--- Start DATA ENTRIES ---
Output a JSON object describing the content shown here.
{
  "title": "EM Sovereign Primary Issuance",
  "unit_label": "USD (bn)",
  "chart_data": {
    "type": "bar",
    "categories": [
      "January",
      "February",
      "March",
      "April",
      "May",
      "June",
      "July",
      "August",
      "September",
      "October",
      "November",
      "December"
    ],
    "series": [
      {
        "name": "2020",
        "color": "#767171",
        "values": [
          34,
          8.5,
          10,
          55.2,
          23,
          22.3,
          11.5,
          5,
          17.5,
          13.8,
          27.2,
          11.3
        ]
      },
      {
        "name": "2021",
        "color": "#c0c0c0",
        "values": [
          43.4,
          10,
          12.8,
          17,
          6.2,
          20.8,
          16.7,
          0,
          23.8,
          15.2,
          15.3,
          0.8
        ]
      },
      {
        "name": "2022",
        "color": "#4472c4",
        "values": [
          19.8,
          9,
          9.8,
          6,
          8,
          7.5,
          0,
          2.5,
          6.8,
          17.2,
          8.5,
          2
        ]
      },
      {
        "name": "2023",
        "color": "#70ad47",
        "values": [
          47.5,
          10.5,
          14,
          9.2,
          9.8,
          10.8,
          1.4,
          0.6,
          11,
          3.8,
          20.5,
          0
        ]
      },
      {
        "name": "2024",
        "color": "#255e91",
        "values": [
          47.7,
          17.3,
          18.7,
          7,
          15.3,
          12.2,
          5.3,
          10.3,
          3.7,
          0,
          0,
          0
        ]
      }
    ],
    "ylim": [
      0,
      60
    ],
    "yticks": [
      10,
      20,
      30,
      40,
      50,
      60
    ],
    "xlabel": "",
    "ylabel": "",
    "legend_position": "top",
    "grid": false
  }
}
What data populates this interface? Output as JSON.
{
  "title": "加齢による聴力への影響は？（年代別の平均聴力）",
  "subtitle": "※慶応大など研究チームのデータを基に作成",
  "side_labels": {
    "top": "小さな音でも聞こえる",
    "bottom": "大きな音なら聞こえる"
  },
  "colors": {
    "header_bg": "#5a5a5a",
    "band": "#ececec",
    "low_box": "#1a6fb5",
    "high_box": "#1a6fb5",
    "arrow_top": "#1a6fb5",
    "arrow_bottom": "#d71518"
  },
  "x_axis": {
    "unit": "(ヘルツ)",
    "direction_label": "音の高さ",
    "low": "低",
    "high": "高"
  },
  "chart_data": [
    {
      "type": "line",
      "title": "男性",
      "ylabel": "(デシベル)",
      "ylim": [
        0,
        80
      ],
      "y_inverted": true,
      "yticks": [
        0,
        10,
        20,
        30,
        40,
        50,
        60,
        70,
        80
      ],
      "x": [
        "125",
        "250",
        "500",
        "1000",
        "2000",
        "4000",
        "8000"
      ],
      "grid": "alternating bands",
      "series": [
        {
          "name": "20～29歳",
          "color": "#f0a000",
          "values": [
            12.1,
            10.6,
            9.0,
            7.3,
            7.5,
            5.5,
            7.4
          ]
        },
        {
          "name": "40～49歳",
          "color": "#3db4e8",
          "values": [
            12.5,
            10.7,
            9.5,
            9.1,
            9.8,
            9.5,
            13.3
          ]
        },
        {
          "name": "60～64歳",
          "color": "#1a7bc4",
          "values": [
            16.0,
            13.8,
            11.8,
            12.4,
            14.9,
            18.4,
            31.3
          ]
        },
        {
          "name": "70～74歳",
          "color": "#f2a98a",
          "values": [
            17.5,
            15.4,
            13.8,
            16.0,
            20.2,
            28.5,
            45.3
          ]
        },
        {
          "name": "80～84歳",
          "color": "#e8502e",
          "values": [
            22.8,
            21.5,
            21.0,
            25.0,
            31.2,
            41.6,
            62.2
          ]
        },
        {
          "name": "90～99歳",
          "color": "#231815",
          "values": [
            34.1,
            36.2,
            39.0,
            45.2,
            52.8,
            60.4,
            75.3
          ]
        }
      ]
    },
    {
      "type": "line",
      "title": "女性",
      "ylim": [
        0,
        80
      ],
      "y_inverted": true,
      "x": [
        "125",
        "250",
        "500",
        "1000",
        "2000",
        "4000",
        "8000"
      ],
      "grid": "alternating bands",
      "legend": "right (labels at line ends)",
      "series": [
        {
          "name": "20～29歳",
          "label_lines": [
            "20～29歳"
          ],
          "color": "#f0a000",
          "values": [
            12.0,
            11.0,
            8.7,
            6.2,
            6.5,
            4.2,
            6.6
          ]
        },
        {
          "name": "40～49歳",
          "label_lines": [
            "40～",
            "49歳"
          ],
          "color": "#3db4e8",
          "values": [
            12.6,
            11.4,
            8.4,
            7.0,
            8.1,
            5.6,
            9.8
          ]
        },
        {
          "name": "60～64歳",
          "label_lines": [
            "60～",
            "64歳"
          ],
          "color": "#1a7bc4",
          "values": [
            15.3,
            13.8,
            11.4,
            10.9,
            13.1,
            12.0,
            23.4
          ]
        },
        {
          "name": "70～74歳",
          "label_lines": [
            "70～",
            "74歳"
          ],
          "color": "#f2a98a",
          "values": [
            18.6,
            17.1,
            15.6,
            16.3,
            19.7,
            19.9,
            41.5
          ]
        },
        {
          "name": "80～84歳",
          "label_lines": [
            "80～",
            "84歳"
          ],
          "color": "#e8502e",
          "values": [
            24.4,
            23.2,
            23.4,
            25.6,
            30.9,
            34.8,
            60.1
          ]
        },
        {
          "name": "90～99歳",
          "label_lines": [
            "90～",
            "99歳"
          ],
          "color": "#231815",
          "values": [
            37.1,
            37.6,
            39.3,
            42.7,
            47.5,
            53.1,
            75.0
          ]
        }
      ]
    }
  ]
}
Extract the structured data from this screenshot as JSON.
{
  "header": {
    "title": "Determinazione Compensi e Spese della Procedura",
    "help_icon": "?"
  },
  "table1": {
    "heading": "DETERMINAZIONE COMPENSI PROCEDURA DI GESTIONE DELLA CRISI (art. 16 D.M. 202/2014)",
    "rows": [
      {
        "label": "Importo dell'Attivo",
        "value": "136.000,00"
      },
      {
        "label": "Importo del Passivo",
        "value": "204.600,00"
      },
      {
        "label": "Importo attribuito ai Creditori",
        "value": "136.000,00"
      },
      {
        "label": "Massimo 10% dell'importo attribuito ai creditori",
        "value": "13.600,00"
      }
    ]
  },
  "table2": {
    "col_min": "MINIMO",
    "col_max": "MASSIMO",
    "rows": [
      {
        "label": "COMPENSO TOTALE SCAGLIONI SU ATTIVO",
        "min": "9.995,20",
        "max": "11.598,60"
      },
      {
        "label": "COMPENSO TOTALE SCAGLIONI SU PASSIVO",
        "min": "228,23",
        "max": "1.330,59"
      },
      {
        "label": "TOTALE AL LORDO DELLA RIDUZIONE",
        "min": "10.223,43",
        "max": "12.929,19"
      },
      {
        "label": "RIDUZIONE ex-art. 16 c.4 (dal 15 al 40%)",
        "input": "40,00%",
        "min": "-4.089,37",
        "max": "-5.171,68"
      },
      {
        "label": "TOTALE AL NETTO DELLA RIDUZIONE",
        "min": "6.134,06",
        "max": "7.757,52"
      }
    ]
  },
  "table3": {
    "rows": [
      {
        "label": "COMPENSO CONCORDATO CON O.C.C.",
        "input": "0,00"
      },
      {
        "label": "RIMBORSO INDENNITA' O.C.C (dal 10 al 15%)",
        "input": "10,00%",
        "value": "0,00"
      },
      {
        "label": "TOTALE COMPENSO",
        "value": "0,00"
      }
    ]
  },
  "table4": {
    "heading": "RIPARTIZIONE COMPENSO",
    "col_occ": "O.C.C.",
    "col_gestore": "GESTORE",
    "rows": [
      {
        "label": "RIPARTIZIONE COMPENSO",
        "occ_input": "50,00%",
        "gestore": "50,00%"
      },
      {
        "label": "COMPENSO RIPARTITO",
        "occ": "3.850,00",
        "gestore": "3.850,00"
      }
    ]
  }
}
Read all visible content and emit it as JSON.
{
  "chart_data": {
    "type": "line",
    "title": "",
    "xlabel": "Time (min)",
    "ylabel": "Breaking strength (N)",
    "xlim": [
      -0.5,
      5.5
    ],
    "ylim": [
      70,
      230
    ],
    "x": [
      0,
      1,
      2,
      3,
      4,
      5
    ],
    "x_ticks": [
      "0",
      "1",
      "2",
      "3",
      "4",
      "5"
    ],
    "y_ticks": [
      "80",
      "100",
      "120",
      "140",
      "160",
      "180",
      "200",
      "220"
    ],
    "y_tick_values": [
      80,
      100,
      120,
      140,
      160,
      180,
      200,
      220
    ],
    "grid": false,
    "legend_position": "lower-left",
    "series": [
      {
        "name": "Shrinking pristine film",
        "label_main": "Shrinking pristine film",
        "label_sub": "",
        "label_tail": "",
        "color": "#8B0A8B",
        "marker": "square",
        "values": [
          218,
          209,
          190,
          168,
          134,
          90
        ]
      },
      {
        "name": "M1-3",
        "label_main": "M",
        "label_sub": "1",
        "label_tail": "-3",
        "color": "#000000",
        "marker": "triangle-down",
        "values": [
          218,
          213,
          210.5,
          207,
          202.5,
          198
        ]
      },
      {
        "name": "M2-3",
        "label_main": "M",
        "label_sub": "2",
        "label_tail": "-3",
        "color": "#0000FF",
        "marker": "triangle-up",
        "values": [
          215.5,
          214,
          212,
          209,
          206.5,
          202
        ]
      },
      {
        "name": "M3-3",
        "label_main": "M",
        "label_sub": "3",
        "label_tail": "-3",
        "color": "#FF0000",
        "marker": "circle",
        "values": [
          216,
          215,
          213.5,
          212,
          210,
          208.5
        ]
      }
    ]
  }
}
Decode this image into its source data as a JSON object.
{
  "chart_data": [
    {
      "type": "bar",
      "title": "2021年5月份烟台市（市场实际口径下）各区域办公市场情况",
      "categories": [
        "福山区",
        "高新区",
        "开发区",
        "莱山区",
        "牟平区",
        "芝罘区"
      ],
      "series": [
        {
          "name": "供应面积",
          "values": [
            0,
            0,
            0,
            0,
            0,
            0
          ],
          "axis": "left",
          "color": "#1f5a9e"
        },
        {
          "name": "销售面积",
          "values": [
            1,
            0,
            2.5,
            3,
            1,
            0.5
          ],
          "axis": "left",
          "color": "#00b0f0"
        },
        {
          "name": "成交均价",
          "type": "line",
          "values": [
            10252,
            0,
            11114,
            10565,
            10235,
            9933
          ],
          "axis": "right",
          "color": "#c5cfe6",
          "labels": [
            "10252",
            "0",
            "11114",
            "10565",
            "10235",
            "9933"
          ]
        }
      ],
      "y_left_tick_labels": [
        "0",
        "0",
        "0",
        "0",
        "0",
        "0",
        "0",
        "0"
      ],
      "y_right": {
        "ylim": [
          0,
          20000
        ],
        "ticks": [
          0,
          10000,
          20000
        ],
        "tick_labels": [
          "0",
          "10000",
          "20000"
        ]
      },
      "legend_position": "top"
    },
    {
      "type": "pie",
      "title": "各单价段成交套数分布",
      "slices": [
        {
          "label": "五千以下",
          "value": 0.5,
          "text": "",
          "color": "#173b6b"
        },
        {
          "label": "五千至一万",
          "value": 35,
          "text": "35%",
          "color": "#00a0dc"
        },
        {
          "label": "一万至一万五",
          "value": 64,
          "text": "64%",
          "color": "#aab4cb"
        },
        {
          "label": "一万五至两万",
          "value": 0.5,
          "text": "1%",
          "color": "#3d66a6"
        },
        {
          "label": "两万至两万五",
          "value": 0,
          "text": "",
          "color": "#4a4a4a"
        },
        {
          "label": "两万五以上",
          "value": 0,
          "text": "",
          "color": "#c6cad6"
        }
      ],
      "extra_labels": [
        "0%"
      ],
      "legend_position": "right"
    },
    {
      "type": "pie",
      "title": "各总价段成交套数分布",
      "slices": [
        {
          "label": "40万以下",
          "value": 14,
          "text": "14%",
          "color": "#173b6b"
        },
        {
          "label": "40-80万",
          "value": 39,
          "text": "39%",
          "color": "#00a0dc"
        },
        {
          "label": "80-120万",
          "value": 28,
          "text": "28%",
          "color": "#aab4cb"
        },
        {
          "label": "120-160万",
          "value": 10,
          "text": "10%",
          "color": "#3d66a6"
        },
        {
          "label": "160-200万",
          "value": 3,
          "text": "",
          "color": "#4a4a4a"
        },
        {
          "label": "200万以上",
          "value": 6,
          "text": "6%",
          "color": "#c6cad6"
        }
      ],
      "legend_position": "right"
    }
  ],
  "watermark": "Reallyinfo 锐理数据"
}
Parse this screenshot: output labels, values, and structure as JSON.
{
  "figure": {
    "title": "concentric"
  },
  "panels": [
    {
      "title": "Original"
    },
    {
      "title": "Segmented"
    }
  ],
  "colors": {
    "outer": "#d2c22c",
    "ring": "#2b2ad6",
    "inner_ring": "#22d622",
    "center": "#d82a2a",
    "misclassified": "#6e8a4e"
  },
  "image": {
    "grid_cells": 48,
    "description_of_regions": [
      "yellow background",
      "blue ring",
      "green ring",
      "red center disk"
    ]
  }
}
--- End DATA ENTRIES ---
Check each line of the listing above for the string "object", then report only how many lines have it.

2